Given task: Reproduce the material below word for word, from its first line to its last, leaving out the pictures.

Supplied records:
— Start —
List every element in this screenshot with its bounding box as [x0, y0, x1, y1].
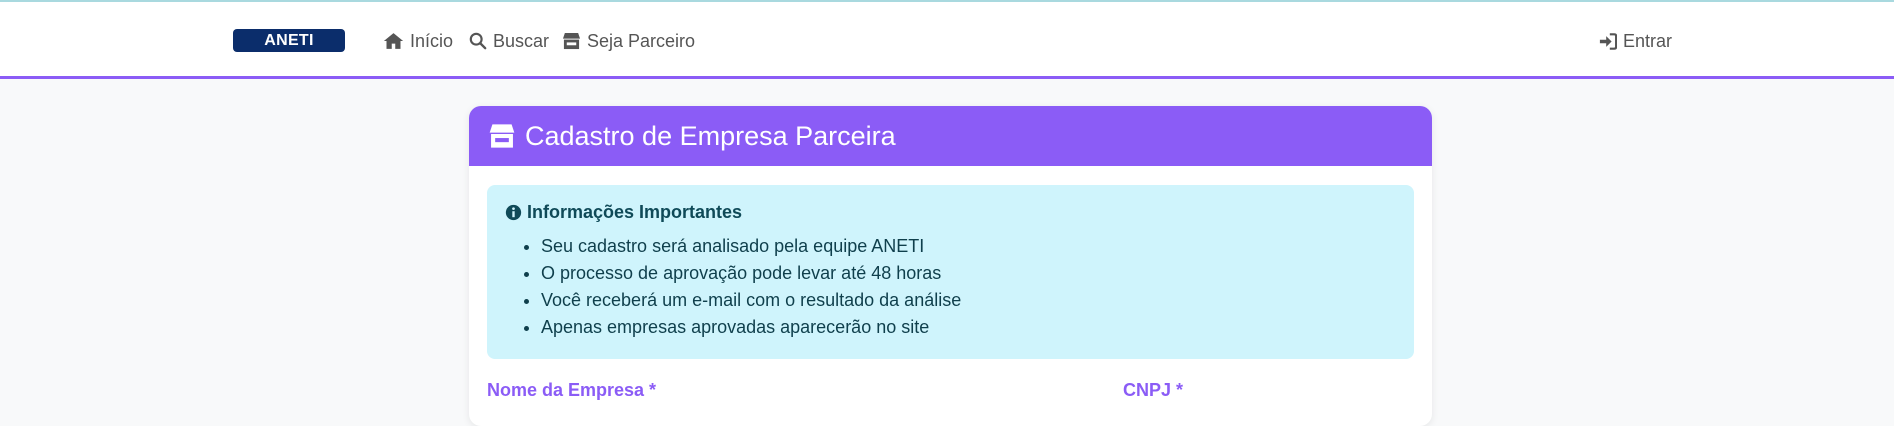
list-item: Apenas empresas aprovadas aparecerão no …: [541, 314, 1396, 341]
partner-registration-card: Cadastro de Empresa Parceira Informações…: [469, 106, 1432, 426]
list-item: Seu cadastro será analisado pela equipe …: [541, 233, 1396, 260]
nav-item-label: Buscar: [493, 30, 550, 51]
company-name-label: Nome da Empresa *: [487, 380, 657, 400]
cnpj-label: CNPJ *: [1123, 380, 1184, 400]
search-icon: [469, 32, 487, 50]
info-circle-icon: [505, 204, 522, 221]
alert-list: Seu cadastro será analisado pela equipe …: [505, 233, 1396, 341]
alert-title: Informações Importantes: [527, 202, 743, 222]
login-link[interactable]: Entrar: [1599, 28, 1672, 54]
list-item: Você receberá um e-mail com o resultado …: [541, 287, 1396, 314]
alert-title-row: Informações Importantes: [505, 202, 1396, 223]
store-icon: [562, 32, 581, 50]
card-title: Cadastro de Empresa Parceira: [525, 120, 896, 151]
info-alert: Informações Importantes Seu cadastro ser…: [487, 185, 1414, 359]
store-icon: [489, 124, 515, 148]
nav-item-seja-parceiro[interactable]: Seja Parceiro: [562, 28, 695, 54]
sign-in-icon: [1599, 32, 1617, 50]
card-header: Cadastro de Empresa Parceira: [469, 106, 1432, 166]
brand-logo[interactable]: ANETI: [233, 29, 345, 52]
top-navbar: ANETI Início Buscar Seja Parceiro Entrar: [0, 2, 1894, 79]
list-item: O processo de aprovação pode levar até 4…: [541, 260, 1396, 287]
nav-item-label: Início: [410, 30, 454, 51]
login-label: Entrar: [1623, 30, 1673, 51]
home-icon: [383, 33, 404, 49]
nav-item-buscar[interactable]: Buscar: [469, 28, 549, 54]
nav-item-inicio[interactable]: Início: [383, 28, 453, 54]
nav-item-label: Seja Parceiro: [587, 30, 696, 51]
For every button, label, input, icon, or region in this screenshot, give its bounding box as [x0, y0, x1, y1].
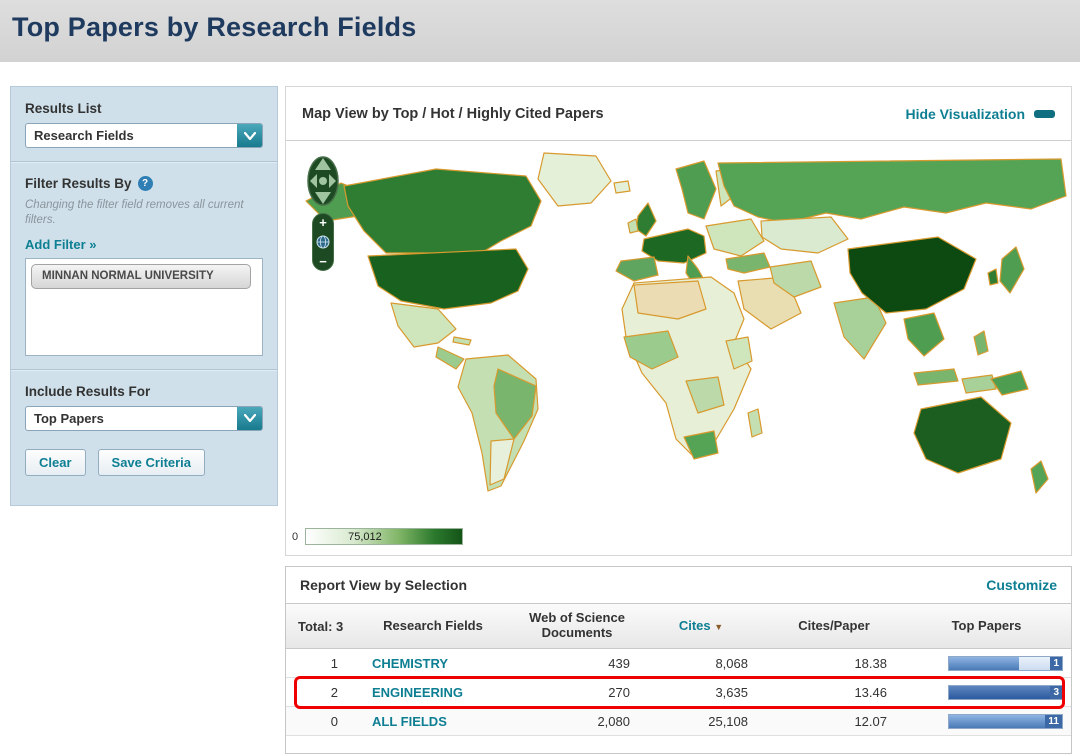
table-row: 1 CHEMISTRY 439 8,068 18.38 1 — [286, 649, 1071, 678]
chevron-down-icon[interactable] — [237, 407, 262, 430]
report-view-section: Report View by Selection Customize Total… — [285, 566, 1072, 754]
zoom-out-icon[interactable]: − — [319, 256, 327, 267]
column-header-cites-sort[interactable]: Cites ▼ — [636, 619, 766, 634]
sidebar-buttons: Clear Save Criteria — [25, 449, 263, 476]
map-view-header: Map View by Top / Hot / Highly Cited Pap… — [286, 87, 1071, 141]
top-papers-value: 11 — [1045, 715, 1062, 728]
sort-desc-icon: ▼ — [714, 622, 723, 632]
row-cites-per-paper: 13.46 — [766, 685, 902, 700]
row-rank: 1 — [286, 656, 348, 671]
page: Top Papers by Research Fields Results Li… — [0, 0, 1080, 754]
map-view-section: Map View by Top / Hot / Highly Cited Pap… — [285, 86, 1072, 556]
legend-min-value: 0 — [292, 531, 298, 543]
row-cites: 8,068 — [636, 656, 766, 671]
map-legend: 0 75,012 — [292, 528, 463, 545]
results-list-select[interactable]: Research Fields — [25, 123, 263, 148]
map-pan-control[interactable] — [300, 155, 346, 207]
legend-gradient: 75,012 — [305, 528, 463, 545]
world-map-visualization[interactable] — [286, 141, 1071, 555]
results-list-label: Results List — [25, 101, 263, 116]
main-panel: Map View by Top / Hot / Highly Cited Pap… — [285, 86, 1072, 754]
top-papers-bar-fill — [949, 657, 1019, 670]
report-view-title: Report View by Selection — [300, 577, 467, 593]
column-header-research-fields: Research Fields — [348, 619, 518, 634]
legend-max-value: 75,012 — [348, 531, 382, 543]
row-cites-per-paper: 18.38 — [766, 656, 902, 671]
map-view-title: Map View by Top / Hot / Highly Cited Pap… — [302, 106, 604, 122]
column-header-top-papers: Top Papers — [902, 619, 1071, 634]
row-cites-per-paper: 12.07 — [766, 714, 902, 729]
sidebar-divider — [11, 161, 277, 163]
sidebar-divider — [11, 369, 277, 371]
table-row: 0 ALL FIELDS 2,080 25,108 12.07 11 — [286, 707, 1071, 736]
top-papers-bar: 3 — [948, 685, 1063, 700]
page-header: Top Papers by Research Fields — [0, 0, 1080, 62]
field-link-engineering[interactable]: ENGINEERING — [372, 685, 463, 700]
page-title: Top Papers by Research Fields — [0, 0, 1080, 43]
filter-tag-minnan-normal-university[interactable]: MINNAN NORMAL UNIVERSITY — [31, 264, 251, 289]
globe-icon[interactable] — [316, 235, 330, 249]
column-header-cites-per-paper: Cites/Paper — [766, 619, 902, 634]
total-count-label: Total: 3 — [286, 619, 348, 634]
hide-visualization-label: Hide Visualization — [905, 106, 1025, 122]
sidebar: Results List Research Fields Filter Resu… — [10, 86, 278, 506]
help-icon[interactable]: ? — [138, 176, 153, 191]
row-rank: 0 — [286, 714, 348, 729]
clear-button[interactable]: Clear — [25, 449, 86, 476]
row-cites: 25,108 — [636, 714, 766, 729]
include-results-select[interactable]: Top Papers — [25, 406, 263, 431]
column-header-wos-documents: Web of Science Documents — [518, 611, 636, 641]
top-papers-bar-fill — [949, 686, 1062, 699]
field-link-chemistry[interactable]: CHEMISTRY — [372, 656, 448, 671]
row-cites: 3,635 — [636, 685, 766, 700]
top-papers-bar: 1 — [948, 656, 1063, 671]
customize-link[interactable]: Customize — [986, 577, 1057, 593]
row-docs: 2,080 — [518, 714, 636, 729]
chevron-down-icon[interactable] — [237, 124, 262, 147]
row-docs: 270 — [518, 685, 636, 700]
row-docs: 439 — [518, 656, 636, 671]
pan-center-icon[interactable] — [319, 177, 327, 185]
map-controls: + − — [300, 155, 346, 271]
filter-by-label-text: Filter Results By — [25, 176, 132, 191]
minus-icon — [1034, 110, 1055, 118]
include-results-label: Include Results For — [25, 384, 263, 399]
row-rank: 2 — [286, 685, 348, 700]
include-results-value: Top Papers — [26, 407, 237, 430]
report-view-header: Report View by Selection Customize — [286, 567, 1071, 603]
hide-visualization-link[interactable]: Hide Visualization — [905, 106, 1055, 122]
filter-by-label: Filter Results By ? — [25, 176, 263, 191]
table-header-row: Total: 3 Research Fields Web of Science … — [286, 603, 1071, 649]
add-filter-link[interactable]: Add Filter » — [25, 237, 97, 252]
zoom-in-icon[interactable]: + — [319, 217, 327, 228]
save-criteria-button[interactable]: Save Criteria — [98, 449, 206, 476]
top-papers-value: 3 — [1050, 686, 1062, 699]
active-filters-box: MINNAN NORMAL UNIVERSITY — [25, 258, 263, 356]
cites-label: Cites — [679, 618, 711, 633]
top-papers-value: 1 — [1050, 657, 1062, 670]
map-zoom-control: + − — [312, 213, 334, 271]
filter-note: Changing the filter field removes all cu… — [25, 198, 263, 228]
map-area: + − 0 75,012 — [286, 141, 1071, 555]
top-papers-bar: 11 — [948, 714, 1063, 729]
table-row: 2 ENGINEERING 270 3,635 13.46 3 — [286, 678, 1071, 707]
results-list-value: Research Fields — [26, 124, 237, 147]
field-link-all-fields[interactable]: ALL FIELDS — [372, 714, 447, 729]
— End —
Solved exercise:
List every element in this screenshot with its bounding box as [x0, y0, x1, y1].
list-item: Apenas empresas aprovadas aparecerão no …: [541, 314, 1396, 341]
partner-registration-card: Cadastro de Empresa Parceira Informações…: [469, 106, 1432, 426]
list-item: Seu cadastro será analisado pela equipe …: [541, 233, 1396, 260]
nav-item-label: Buscar: [493, 30, 550, 51]
company-name-label: Nome da Empresa *: [487, 380, 657, 400]
cnpj-label: CNPJ *: [1123, 380, 1184, 400]
search-icon: [469, 32, 487, 50]
info-circle-icon: [505, 204, 522, 221]
alert-list: Seu cadastro será analisado pela equipe …: [505, 233, 1396, 341]
alert-title: Informações Importantes: [527, 202, 743, 222]
login-link[interactable]: Entrar: [1599, 28, 1672, 54]
list-item: Você receberá um e-mail com o resultado …: [541, 287, 1396, 314]
alert-title-row: Informações Importantes: [505, 202, 1396, 223]
store-icon: [562, 32, 581, 50]
card-title: Cadastro de Empresa Parceira: [525, 120, 896, 151]
info-alert: Informações Importantes Seu cadastro ser…: [487, 185, 1414, 359]
store-icon: [489, 124, 515, 148]
nav-item-seja-parceiro[interactable]: Seja Parceiro: [562, 28, 695, 54]
sign-in-icon: [1599, 32, 1617, 50]
card-header: Cadastro de Empresa Parceira: [469, 106, 1432, 166]
brand-logo[interactable]: ANETI: [233, 29, 345, 52]
top-navbar: ANETI Início Buscar Seja Parceiro Entrar: [0, 2, 1894, 79]
list-item: O processo de aprovação pode levar até 4…: [541, 260, 1396, 287]
nav-item-label: Início: [410, 30, 454, 51]
login-label: Entrar: [1623, 30, 1673, 51]
home-icon: [383, 33, 404, 49]
nav-item-buscar[interactable]: Buscar: [469, 28, 549, 54]
nav-item-inicio[interactable]: Início: [383, 28, 453, 54]
nav-item-label: Seja Parceiro: [587, 30, 696, 51]
For every button, label, input, icon, or region in this screenshot, give its bounding box as [x0, y0, x1, y1].
table-row: 1 CHEMISTRY 439 8,068 18.38 1 — [286, 649, 1071, 678]
chevron-down-icon[interactable] — [237, 407, 262, 430]
report-view-section: Report View by Selection Customize Total… — [285, 566, 1072, 754]
zoom-out-icon[interactable]: − — [319, 256, 327, 267]
column-header-cites-sort[interactable]: Cites ▼ — [636, 619, 766, 634]
sidebar-buttons: Clear Save Criteria — [25, 449, 263, 476]
map-view-header: Map View by Top / Hot / Highly Cited Pap… — [286, 87, 1071, 141]
top-papers-value: 11 — [1045, 715, 1062, 728]
sort-desc-icon: ▼ — [714, 622, 723, 632]
row-cites-per-paper: 13.46 — [766, 685, 902, 700]
row-rank: 1 — [286, 656, 348, 671]
page: Top Papers by Research Fields Results Li… — [0, 0, 1080, 754]
map-view-section: Map View by Top / Hot / Highly Cited Pap… — [285, 86, 1072, 556]
legend-min-value: 0 — [292, 531, 298, 543]
row-cites: 8,068 — [636, 656, 766, 671]
map-legend: 0 75,012 — [292, 528, 463, 545]
results-list-select[interactable]: Research Fields — [25, 123, 263, 148]
map-pan-control[interactable] — [300, 155, 346, 207]
legend-gradient: 75,012 — [305, 528, 463, 545]
world-map-visualization[interactable] — [286, 141, 1071, 555]
results-list-label: Results List — [25, 101, 263, 116]
main-panel: Map View by Top / Hot / Highly Cited Pap… — [285, 86, 1072, 754]
top-papers-bar-fill — [949, 657, 1019, 670]
report-view-title: Report View by Selection — [300, 577, 467, 593]
column-header-research-fields: Research Fields — [348, 619, 518, 634]
legend-max-value: 75,012 — [348, 531, 382, 543]
row-cites-per-paper: 18.38 — [766, 656, 902, 671]
map-view-title: Map View by Top / Hot / Highly Cited Pap… — [302, 106, 604, 122]
column-header-top-papers: Top Papers — [902, 619, 1071, 634]
row-cites-per-paper: 12.07 — [766, 714, 902, 729]
sidebar-divider — [11, 161, 277, 163]
sidebar-divider — [11, 369, 277, 371]
table-row: 0 ALL FIELDS 2,080 25,108 12.07 11 — [286, 707, 1071, 736]
top-papers-bar: 3 — [948, 685, 1063, 700]
page-header: Top Papers by Research Fields — [0, 0, 1080, 62]
field-link-engineering[interactable]: ENGINEERING — [372, 685, 463, 700]
page-title: Top Papers by Research Fields — [0, 0, 1080, 43]
filter-tag-minnan-normal-university[interactable]: MINNAN NORMAL UNIVERSITY — [31, 264, 251, 289]
globe-icon[interactable] — [316, 235, 330, 249]
column-header-cites-per-paper: Cites/Paper — [766, 619, 902, 634]
total-count-label: Total: 3 — [286, 619, 348, 634]
hide-visualization-label: Hide Visualization — [905, 106, 1025, 122]
sidebar: Results List Research Fields Filter Resu… — [10, 86, 278, 506]
help-icon[interactable]: ? — [138, 176, 153, 191]
row-rank: 0 — [286, 714, 348, 729]
clear-button[interactable]: Clear — [25, 449, 86, 476]
row-cites: 25,108 — [636, 714, 766, 729]
include-results-select[interactable]: Top Papers — [25, 406, 263, 431]
column-header-wos-documents: Web of Science Documents — [518, 611, 636, 641]
top-papers-bar-fill — [949, 686, 1062, 699]
field-link-chemistry[interactable]: CHEMISTRY — [372, 656, 448, 671]
row-cites: 3,635 — [636, 685, 766, 700]
top-papers-bar: 1 — [948, 656, 1063, 671]
customize-link[interactable]: Customize — [986, 577, 1057, 593]
row-docs: 2,080 — [518, 714, 636, 729]
chevron-down-icon[interactable] — [237, 124, 262, 147]
row-docs: 270 — [518, 685, 636, 700]
row-docs: 439 — [518, 656, 636, 671]
pan-center-icon[interactable] — [319, 177, 327, 185]
map-controls: + − — [300, 155, 346, 271]
filter-by-label-text: Filter Results By — [25, 176, 132, 191]
minus-icon — [1034, 110, 1055, 118]
include-results-label: Include Results For — [25, 384, 263, 399]
row-rank: 2 — [286, 685, 348, 700]
include-results-value: Top Papers — [26, 407, 237, 430]
report-view-header: Report View by Selection Customize — [286, 567, 1071, 603]
hide-visualization-link[interactable]: Hide Visualization — [905, 106, 1055, 122]
filter-by-label: Filter Results By ? — [25, 176, 263, 191]
table-header-row: Total: 3 Research Fields Web of Science … — [286, 603, 1071, 649]
add-filter-link[interactable]: Add Filter » — [25, 237, 97, 252]
zoom-in-icon[interactable]: + — [319, 217, 327, 228]
save-criteria-button[interactable]: Save Criteria — [98, 449, 206, 476]
top-papers-value: 3 — [1050, 686, 1062, 699]
active-filters-box: MINNAN NORMAL UNIVERSITY — [25, 258, 263, 356]
cites-label: Cites — [679, 618, 711, 633]
top-papers-value: 1 — [1050, 657, 1062, 670]
map-zoom-control: + − — [312, 213, 334, 271]
filter-note: Changing the filter field removes all cu… — [25, 198, 263, 228]
map-area: + − 0 75,012 — [286, 141, 1071, 555]
top-papers-bar: 11 — [948, 714, 1063, 729]
table-row: 2 ENGINEERING 270 3,635 13.46 3 — [286, 678, 1071, 707]
results-list-value: Research Fields — [26, 124, 237, 147]
field-link-all-fields[interactable]: ALL FIELDS — [372, 714, 447, 729]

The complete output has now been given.